-- BEGIN Data excerpts --

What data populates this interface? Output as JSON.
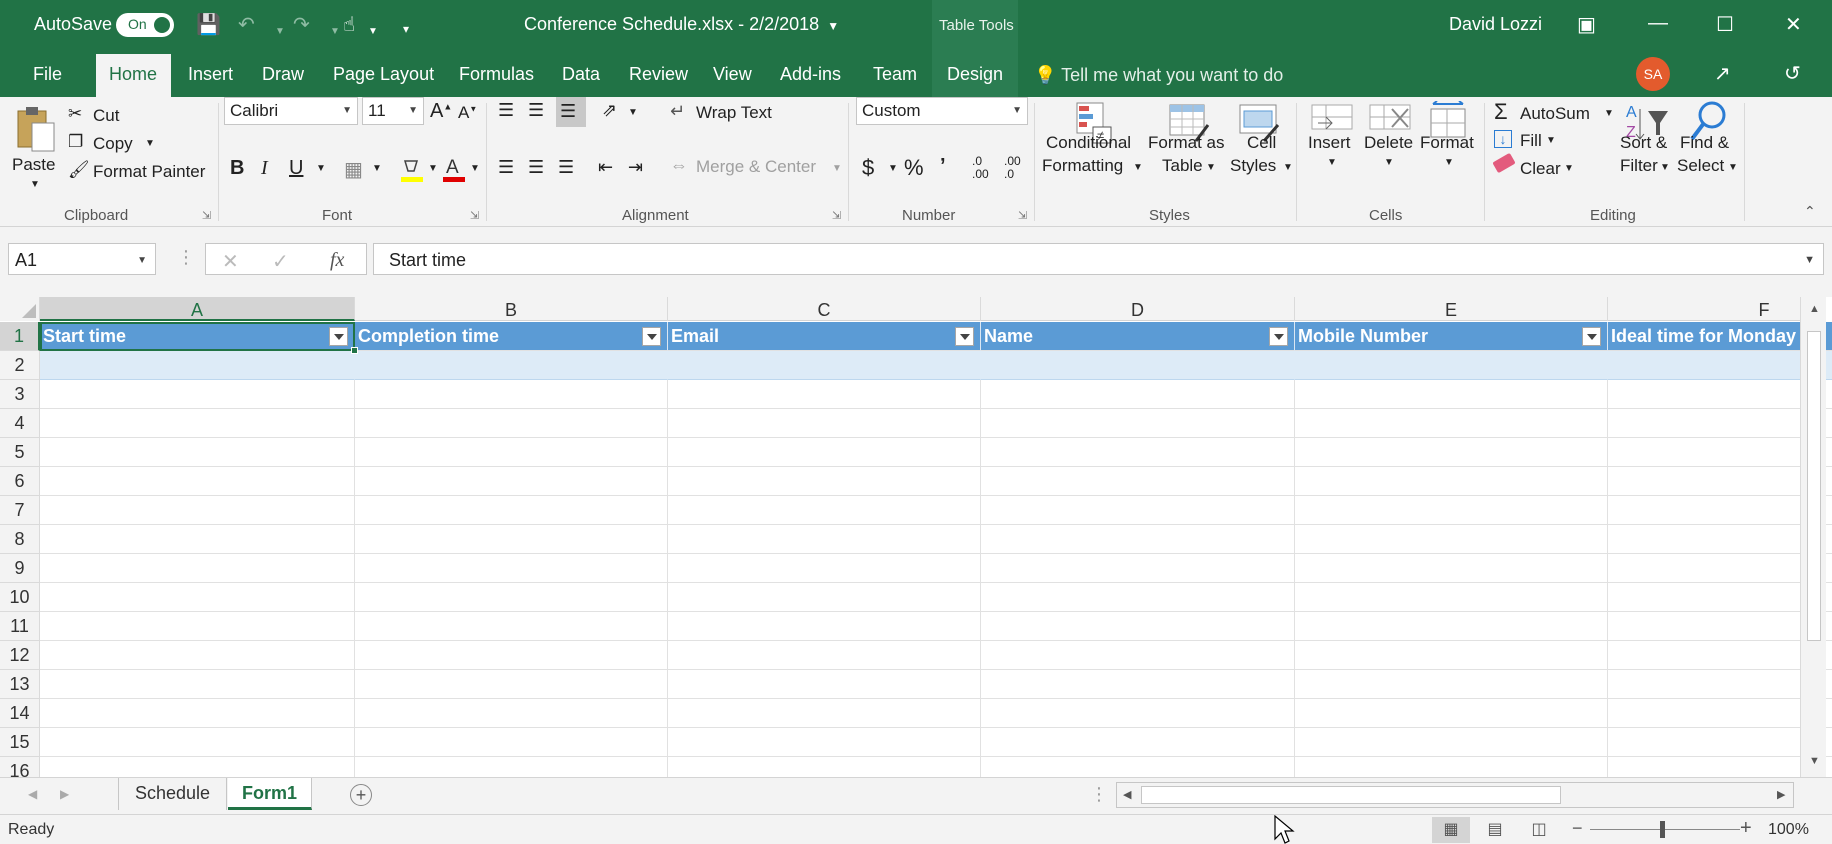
{
  "titlebar": {
    "autosave_label": "AutoSave",
    "autosave_state": "On",
    "doc_title": "Conference Schedule.xlsx  -  2/2/2018",
    "contextual_group": "Table Tools",
    "user_name": "David Lozzi"
  },
  "tabs": [
    "File",
    "Home",
    "Insert",
    "Draw",
    "Page Layout",
    "Formulas",
    "Data",
    "Review",
    "View",
    "Add-ins",
    "Team",
    "Design"
  ],
  "active_tab": "Home",
  "tell_me": "Tell me what you want to do",
  "avatar_initials": "SA",
  "ribbon": {
    "clipboard": {
      "paste": "Paste",
      "cut": "Cut",
      "copy": "Copy",
      "format_painter": "Format Painter",
      "label": "Clipboard"
    },
    "font": {
      "family": "Calibri",
      "size": "11",
      "label": "Font",
      "bold": "B",
      "italic": "I",
      "underline": "U"
    },
    "alignment": {
      "wrap_text": "Wrap Text",
      "merge_center": "Merge & Center",
      "label": "Alignment"
    },
    "number": {
      "format": "Custom",
      "label": "Number",
      "currency": "$",
      "percent": "%",
      "comma": "’",
      "inc_dec": ".0\n.00",
      "dec_dec": ".00\n.0"
    },
    "styles": {
      "conditional_1": "Conditional",
      "conditional_2": "Formatting",
      "format_table_1": "Format as",
      "format_table_2": "Table",
      "cell_styles_1": "Cell",
      "cell_styles_2": "Styles",
      "label": "Styles"
    },
    "cells": {
      "insert": "Insert",
      "delete": "Delete",
      "format": "Format",
      "label": "Cells"
    },
    "editing": {
      "autosum": "AutoSum",
      "fill": "Fill",
      "clear": "Clear",
      "sort_1": "Sort &",
      "sort_2": "Filter",
      "find_1": "Find &",
      "find_2": "Select",
      "label": "Editing"
    }
  },
  "formula_bar": {
    "name_box": "A1",
    "fx": "fx",
    "content": "Start time"
  },
  "grid": {
    "columns": [
      "A",
      "B",
      "C",
      "D",
      "E",
      "F"
    ],
    "header_cells": [
      "Start time",
      "Completion time",
      "Email",
      "Name",
      "Mobile Number",
      "Ideal time for Monday"
    ],
    "row_numbers": [
      "1",
      "2",
      "3",
      "4",
      "5",
      "6",
      "7",
      "8",
      "9",
      "10",
      "11",
      "12",
      "13",
      "14",
      "15",
      "16"
    ]
  },
  "sheets": [
    "Schedule",
    "Form1"
  ],
  "active_sheet": "Form1",
  "status": {
    "text": "Ready",
    "zoom": "100%"
  },
  "colors": {
    "accent": "#217346",
    "table_header": "#5b9bd5",
    "table_band": "#ddebf7"
  }
}
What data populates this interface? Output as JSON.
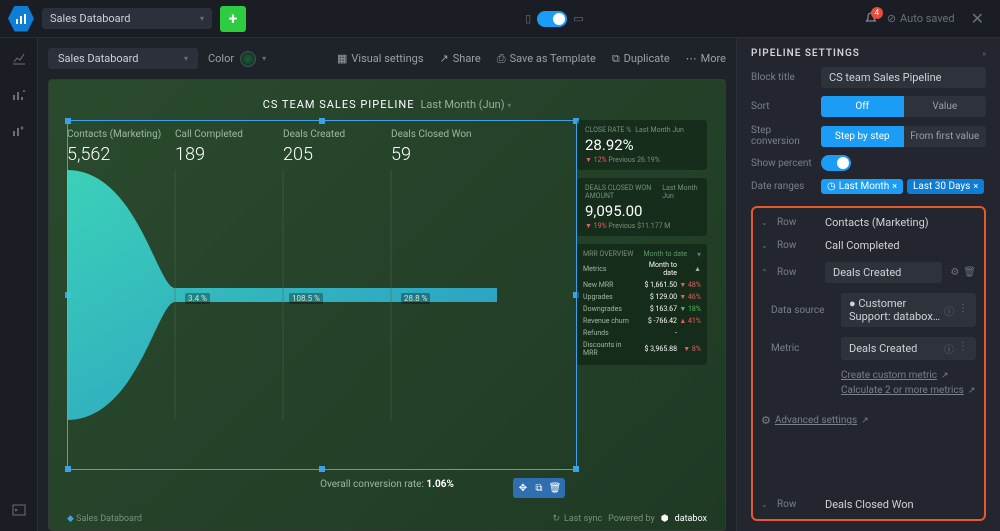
{
  "header": {
    "title": "Sales Databoard",
    "auto_saved": "Auto saved",
    "notifications": "4"
  },
  "toolbar": {
    "board_name": "Sales Databoard",
    "color_label": "Color",
    "visual_settings": "Visual settings",
    "share": "Share",
    "save_template": "Save as Template",
    "duplicate": "Duplicate",
    "more": "More"
  },
  "board": {
    "title": "CS TEAM SALES PIPELINE",
    "period": "Last Month (Jun)",
    "overall_label": "Overall conversion rate:",
    "overall_value": "1.06%",
    "footer_name": "Sales Databoard",
    "last_sync": "Last sync",
    "powered": "Powered by",
    "brand": "databox",
    "funnel": [
      {
        "label": "Contacts (Marketing)",
        "value": "5,562"
      },
      {
        "label": "Call Completed",
        "value": "189"
      },
      {
        "label": "Deals Created",
        "value": "205"
      },
      {
        "label": "Deals Closed Won",
        "value": "59"
      }
    ],
    "pct": [
      "3.4 %",
      "108.5 %",
      "28.8 %"
    ],
    "card_rate": {
      "title": "CLOSE RATE %",
      "sub": "Last Month Jun",
      "value": "28.92%",
      "delta": "12%",
      "prev": "Previous 26.19%"
    },
    "card_amount": {
      "title": "DEALS CLOSED WON AMOUNT",
      "sub": "Last Month Jun",
      "value": "9,095.00",
      "delta": "19%",
      "prev": "Previous $11.177 M"
    },
    "card_mrr": {
      "title": "MRR OVERVIEW",
      "sub": "Month to date",
      "cols": [
        "Metrics",
        "Month to date",
        ""
      ],
      "rows": [
        {
          "m": "New MRR",
          "v": "$ 1,661.50",
          "d": "▼ 48%",
          "c": "down"
        },
        {
          "m": "Upgrades",
          "v": "$ 129.00",
          "d": "▼ 46%",
          "c": "down"
        },
        {
          "m": "Downgrades",
          "v": "$ 163.67",
          "d": "▼ 18%",
          "c": "up"
        },
        {
          "m": "Revenue churn",
          "v": "$ -766.42",
          "d": "▲ 41%",
          "c": "down"
        },
        {
          "m": "Refunds",
          "v": "-",
          "d": "",
          "c": ""
        },
        {
          "m": "Discounts in MRR",
          "v": "$ 3,965.88",
          "d": "▼ 8%",
          "c": "down"
        }
      ]
    }
  },
  "panel": {
    "heading": "PIPELINE SETTINGS",
    "block_title_label": "Block title",
    "block_title": "CS team Sales Pipeline",
    "sort_label": "Sort",
    "sort_options": [
      "Off",
      "Value"
    ],
    "step_label": "Step conversion",
    "step_options": [
      "Step by step",
      "From first value"
    ],
    "show_percent": "Show percent",
    "date_ranges_label": "Date ranges",
    "chips": [
      "Last Month",
      "Last 30 Days"
    ],
    "rows": [
      {
        "label": "Row",
        "value": "Contacts (Marketing)"
      },
      {
        "label": "Row",
        "value": "Call Completed"
      },
      {
        "label": "Row",
        "value": "Deals Created",
        "expanded": true
      },
      {
        "label": "Row",
        "value": "Deals Closed Won"
      }
    ],
    "data_source_label": "Data source",
    "data_source": "Customer Support: databox…",
    "metric_label": "Metric",
    "metric": "Deals Created",
    "create_metric": "Create custom metric",
    "calc_metric": "Calculate 2 or more metrics",
    "advanced": "Advanced settings"
  },
  "chart_data": {
    "type": "bar",
    "title": "CS Team Sales Pipeline — Last Month (Jun)",
    "categories": [
      "Contacts (Marketing)",
      "Call Completed",
      "Deals Created",
      "Deals Closed Won"
    ],
    "values": [
      5562,
      189,
      205,
      59
    ],
    "step_conversion_pct": [
      3.4,
      108.5,
      28.8
    ],
    "overall_conversion_pct": 1.06,
    "kpis": {
      "close_rate_pct": 28.92,
      "close_rate_delta_pct": -12,
      "close_rate_prev_pct": 26.19,
      "deals_closed_won_amount": 9095.0,
      "deals_closed_won_delta_pct": -19,
      "deals_closed_won_prev": 11177000
    },
    "mrr_month_to_date": {
      "New MRR": 1661.5,
      "Upgrades": 129.0,
      "Downgrades": 163.67,
      "Revenue churn": -766.42,
      "Refunds": null,
      "Discounts in MRR": 3965.88
    }
  }
}
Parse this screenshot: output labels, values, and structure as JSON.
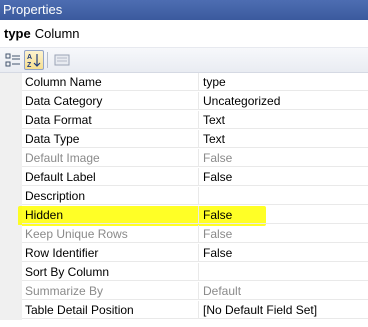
{
  "window": {
    "title": "Properties"
  },
  "object": {
    "name": "type",
    "type": "Column"
  },
  "toolbar": {
    "buttons": [
      {
        "icon": "categorized-icon"
      },
      {
        "icon": "alphabetical-sort-icon",
        "pressed": true
      },
      {
        "icon": "property-pages-icon"
      }
    ]
  },
  "properties": [
    {
      "name": "Column Name",
      "value": "type",
      "enabled": true
    },
    {
      "name": "Data Category",
      "value": "Uncategorized",
      "enabled": true
    },
    {
      "name": "Data Format",
      "value": "Text",
      "enabled": true
    },
    {
      "name": "Data Type",
      "value": "Text",
      "enabled": true
    },
    {
      "name": "Default Image",
      "value": "False",
      "enabled": false
    },
    {
      "name": "Default Label",
      "value": "False",
      "enabled": true
    },
    {
      "name": "Description",
      "value": "",
      "enabled": true
    },
    {
      "name": "Hidden",
      "value": "False",
      "enabled": true,
      "highlighted": true
    },
    {
      "name": "Keep Unique Rows",
      "value": "False",
      "enabled": false
    },
    {
      "name": "Row Identifier",
      "value": "False",
      "enabled": true
    },
    {
      "name": "Sort By Column",
      "value": "",
      "enabled": true
    },
    {
      "name": "Summarize By",
      "value": "Default",
      "enabled": false
    },
    {
      "name": "Table Detail Position",
      "value": "[No Default Field Set]",
      "enabled": true
    }
  ],
  "colors": {
    "title_bar": "#3b5a9e",
    "highlight": "#ffff00",
    "disabled_text": "#8a8a8a"
  }
}
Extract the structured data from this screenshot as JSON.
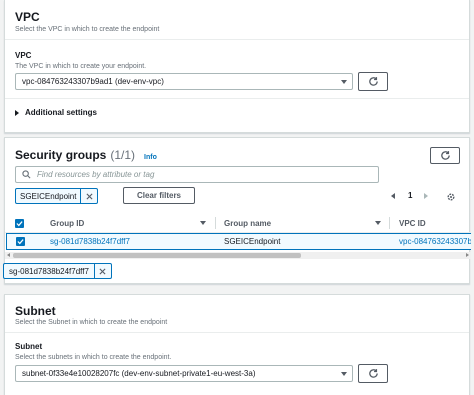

-- END Data excerpts --

Gather all lines where the word "Marketing" appears.

#### [Solution to the problem]
        "label": "Contacts (Marketing)",
        "value": "Contacts (Marketing)"
      "Contacts (Marketing)",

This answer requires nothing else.